Your goal
Find every line in the records below that contains the string "barplot", and copy each of those lines. Case matters.

Provided records
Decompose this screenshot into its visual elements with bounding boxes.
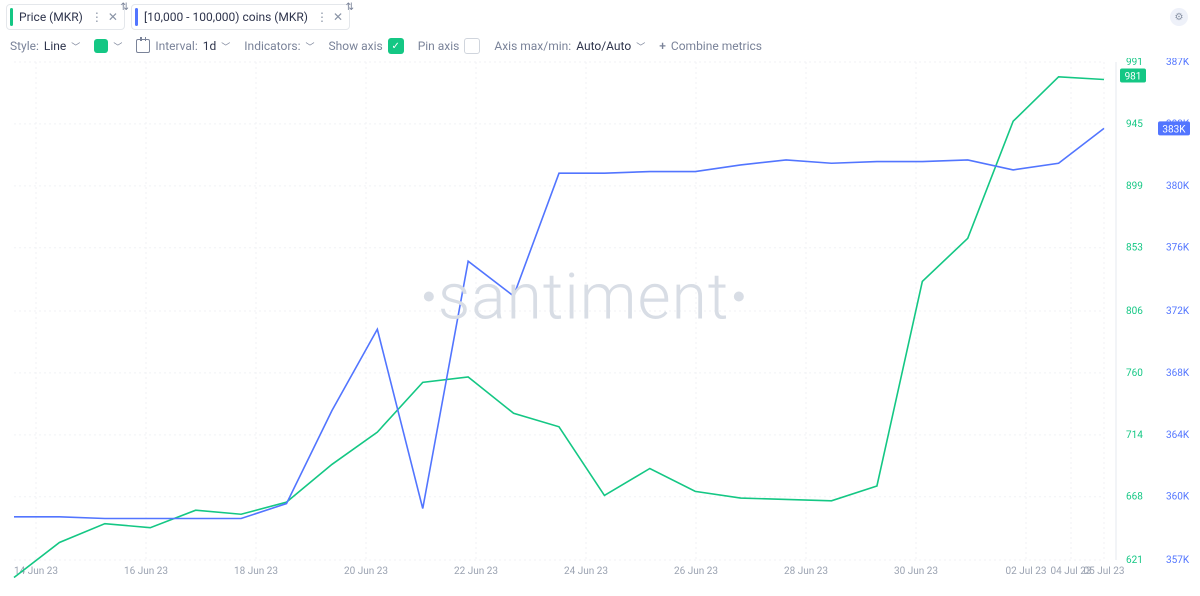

---

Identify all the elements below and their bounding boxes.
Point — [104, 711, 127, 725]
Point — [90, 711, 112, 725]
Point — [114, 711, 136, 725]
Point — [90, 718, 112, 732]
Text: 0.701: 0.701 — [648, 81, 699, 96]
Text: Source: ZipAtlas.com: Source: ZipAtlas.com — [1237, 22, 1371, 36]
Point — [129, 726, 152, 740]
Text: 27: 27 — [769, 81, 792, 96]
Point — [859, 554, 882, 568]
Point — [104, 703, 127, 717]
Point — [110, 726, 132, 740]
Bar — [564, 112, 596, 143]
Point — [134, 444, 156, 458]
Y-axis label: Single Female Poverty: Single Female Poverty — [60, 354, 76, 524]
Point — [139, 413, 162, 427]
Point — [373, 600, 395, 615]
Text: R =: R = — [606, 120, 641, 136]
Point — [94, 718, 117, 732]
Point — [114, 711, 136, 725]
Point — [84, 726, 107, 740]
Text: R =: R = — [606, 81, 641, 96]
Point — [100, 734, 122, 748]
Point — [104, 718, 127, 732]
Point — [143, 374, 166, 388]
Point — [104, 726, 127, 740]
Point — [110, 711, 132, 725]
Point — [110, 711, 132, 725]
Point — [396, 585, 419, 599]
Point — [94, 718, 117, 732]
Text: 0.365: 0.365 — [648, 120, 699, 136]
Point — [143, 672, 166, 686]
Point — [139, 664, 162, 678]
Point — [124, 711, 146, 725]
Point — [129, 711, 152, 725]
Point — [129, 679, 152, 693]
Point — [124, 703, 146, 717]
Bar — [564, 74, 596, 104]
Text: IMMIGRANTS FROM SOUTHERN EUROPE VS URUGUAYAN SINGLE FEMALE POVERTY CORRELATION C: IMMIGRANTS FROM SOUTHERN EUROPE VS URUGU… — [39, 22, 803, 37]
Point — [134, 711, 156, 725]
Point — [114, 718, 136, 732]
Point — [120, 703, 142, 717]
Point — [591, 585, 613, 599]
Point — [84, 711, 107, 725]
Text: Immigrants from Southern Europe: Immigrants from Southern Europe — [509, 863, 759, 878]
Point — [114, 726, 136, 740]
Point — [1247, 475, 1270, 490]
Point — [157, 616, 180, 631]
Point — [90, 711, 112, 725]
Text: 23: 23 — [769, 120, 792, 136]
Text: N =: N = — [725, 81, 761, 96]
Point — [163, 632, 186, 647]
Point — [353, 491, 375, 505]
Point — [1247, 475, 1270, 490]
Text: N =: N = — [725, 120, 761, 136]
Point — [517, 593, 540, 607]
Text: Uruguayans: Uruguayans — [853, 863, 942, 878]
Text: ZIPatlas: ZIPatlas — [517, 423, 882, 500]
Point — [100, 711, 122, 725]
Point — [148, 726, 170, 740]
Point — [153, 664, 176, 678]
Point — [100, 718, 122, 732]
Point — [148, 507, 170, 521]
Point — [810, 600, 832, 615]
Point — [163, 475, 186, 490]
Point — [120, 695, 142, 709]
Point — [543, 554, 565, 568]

==

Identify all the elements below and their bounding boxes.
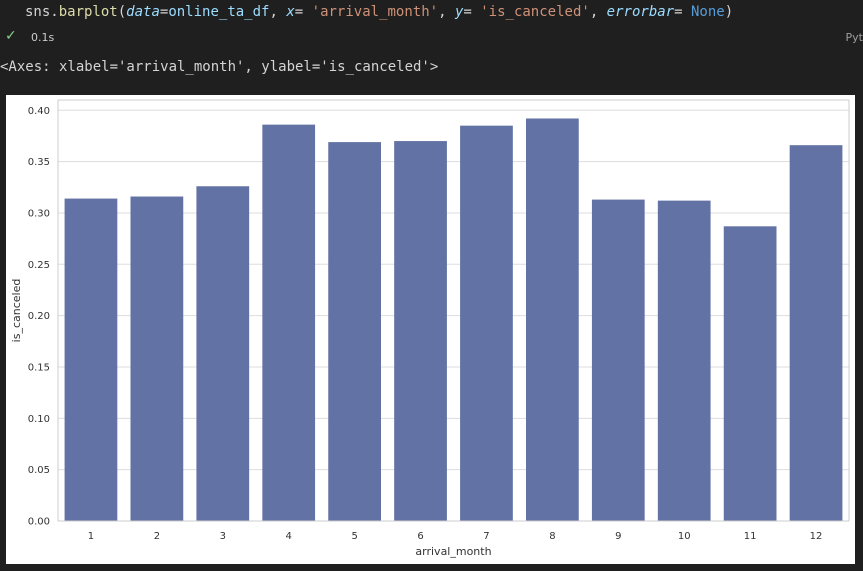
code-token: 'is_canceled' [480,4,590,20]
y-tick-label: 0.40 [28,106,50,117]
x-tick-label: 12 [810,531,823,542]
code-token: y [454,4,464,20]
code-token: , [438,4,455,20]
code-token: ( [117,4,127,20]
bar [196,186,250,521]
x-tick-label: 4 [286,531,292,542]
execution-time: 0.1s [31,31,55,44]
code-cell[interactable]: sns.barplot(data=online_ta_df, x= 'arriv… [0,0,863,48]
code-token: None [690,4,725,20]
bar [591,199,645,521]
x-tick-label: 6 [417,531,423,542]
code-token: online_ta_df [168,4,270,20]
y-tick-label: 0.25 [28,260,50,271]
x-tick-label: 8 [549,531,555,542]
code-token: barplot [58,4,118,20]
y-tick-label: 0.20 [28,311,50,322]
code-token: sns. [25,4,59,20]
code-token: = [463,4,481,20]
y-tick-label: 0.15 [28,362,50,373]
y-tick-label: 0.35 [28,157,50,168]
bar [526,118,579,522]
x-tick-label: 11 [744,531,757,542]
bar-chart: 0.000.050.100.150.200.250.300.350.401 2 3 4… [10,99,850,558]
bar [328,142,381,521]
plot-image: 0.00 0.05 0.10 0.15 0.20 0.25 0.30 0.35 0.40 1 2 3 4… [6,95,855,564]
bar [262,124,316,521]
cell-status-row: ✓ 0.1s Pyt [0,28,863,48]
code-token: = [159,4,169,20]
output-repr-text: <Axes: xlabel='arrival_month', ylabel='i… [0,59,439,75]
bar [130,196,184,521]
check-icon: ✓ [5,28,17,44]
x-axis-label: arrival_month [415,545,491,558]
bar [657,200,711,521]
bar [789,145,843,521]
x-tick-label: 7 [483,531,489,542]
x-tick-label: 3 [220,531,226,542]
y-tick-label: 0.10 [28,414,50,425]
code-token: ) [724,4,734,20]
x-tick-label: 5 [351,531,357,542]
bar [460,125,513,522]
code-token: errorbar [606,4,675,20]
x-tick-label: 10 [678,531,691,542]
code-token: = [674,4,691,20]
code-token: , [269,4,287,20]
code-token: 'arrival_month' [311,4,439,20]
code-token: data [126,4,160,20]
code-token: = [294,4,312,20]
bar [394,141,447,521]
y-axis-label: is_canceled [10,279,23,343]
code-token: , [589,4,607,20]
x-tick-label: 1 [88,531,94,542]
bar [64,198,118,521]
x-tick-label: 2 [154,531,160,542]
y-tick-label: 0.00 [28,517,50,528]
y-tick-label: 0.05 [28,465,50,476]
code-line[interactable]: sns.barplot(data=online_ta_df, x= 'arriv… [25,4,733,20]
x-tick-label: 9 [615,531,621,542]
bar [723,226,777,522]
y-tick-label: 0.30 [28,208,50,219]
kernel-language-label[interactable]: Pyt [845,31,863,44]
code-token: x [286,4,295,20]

Solution below
code-cell[interactable]: sns.barplot(data=online_ta_df, x= 'arriv… [0,0,863,48]
code-token: barplot [58,4,118,20]
code-line[interactable]: sns.barplot(data=online_ta_df, x= 'arriv… [25,4,733,20]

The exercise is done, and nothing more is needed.